**Directions for this task**.
Which lines below hold the word "소록도병원"? Report each one.
[BEGIN]
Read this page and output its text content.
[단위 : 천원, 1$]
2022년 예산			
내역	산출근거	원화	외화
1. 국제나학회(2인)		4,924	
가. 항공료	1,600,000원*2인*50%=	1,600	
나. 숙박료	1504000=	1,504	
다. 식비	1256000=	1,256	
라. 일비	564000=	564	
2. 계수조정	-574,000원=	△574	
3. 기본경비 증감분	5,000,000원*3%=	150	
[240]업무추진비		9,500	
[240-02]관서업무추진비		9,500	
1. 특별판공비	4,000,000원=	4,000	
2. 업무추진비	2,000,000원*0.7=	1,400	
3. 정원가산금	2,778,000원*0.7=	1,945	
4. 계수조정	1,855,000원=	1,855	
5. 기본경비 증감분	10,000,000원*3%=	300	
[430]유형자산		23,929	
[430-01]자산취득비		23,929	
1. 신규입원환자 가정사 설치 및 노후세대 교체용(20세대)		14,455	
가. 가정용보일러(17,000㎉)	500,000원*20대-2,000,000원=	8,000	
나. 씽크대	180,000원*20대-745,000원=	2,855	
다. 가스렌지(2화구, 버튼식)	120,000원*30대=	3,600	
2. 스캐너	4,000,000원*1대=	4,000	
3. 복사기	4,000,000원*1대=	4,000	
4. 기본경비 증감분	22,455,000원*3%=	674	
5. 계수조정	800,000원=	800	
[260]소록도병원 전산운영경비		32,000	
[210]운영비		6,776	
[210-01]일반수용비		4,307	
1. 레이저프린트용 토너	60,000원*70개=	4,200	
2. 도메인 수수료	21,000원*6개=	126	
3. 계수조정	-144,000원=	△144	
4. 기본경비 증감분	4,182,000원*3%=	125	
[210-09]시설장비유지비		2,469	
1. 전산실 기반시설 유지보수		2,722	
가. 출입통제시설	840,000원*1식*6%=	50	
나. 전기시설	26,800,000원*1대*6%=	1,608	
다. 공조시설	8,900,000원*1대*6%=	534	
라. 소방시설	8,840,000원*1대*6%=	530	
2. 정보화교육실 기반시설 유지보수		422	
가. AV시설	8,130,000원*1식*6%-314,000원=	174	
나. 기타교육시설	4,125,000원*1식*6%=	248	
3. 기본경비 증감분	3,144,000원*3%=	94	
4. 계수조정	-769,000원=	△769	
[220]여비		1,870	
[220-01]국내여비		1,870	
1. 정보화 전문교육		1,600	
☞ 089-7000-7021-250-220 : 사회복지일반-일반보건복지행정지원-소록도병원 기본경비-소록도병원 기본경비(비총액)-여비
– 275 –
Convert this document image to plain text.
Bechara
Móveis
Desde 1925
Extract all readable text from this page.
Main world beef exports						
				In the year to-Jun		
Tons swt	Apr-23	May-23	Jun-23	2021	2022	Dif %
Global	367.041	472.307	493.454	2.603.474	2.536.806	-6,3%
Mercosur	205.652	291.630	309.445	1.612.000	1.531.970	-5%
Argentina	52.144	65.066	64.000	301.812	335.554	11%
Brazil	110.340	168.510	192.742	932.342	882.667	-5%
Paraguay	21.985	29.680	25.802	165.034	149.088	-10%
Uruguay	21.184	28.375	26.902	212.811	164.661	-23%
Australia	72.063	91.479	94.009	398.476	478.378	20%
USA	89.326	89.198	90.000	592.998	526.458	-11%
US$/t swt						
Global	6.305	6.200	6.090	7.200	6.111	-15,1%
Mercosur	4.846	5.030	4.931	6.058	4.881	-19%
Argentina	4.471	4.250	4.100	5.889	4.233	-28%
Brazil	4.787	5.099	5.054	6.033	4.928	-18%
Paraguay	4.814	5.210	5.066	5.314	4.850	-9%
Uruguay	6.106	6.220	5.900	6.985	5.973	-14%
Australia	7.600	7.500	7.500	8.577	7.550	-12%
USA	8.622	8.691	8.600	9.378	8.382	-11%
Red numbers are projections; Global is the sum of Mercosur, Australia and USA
[END]
**Written response**.
[260]소록도병원 전산운영경비		32,000	
☞ 089-7000-7021-250-220 : 사회복지일반-일반보건복지행정지원-소록도병원 기본경비-소록도병원 기본경비(비총액)-여비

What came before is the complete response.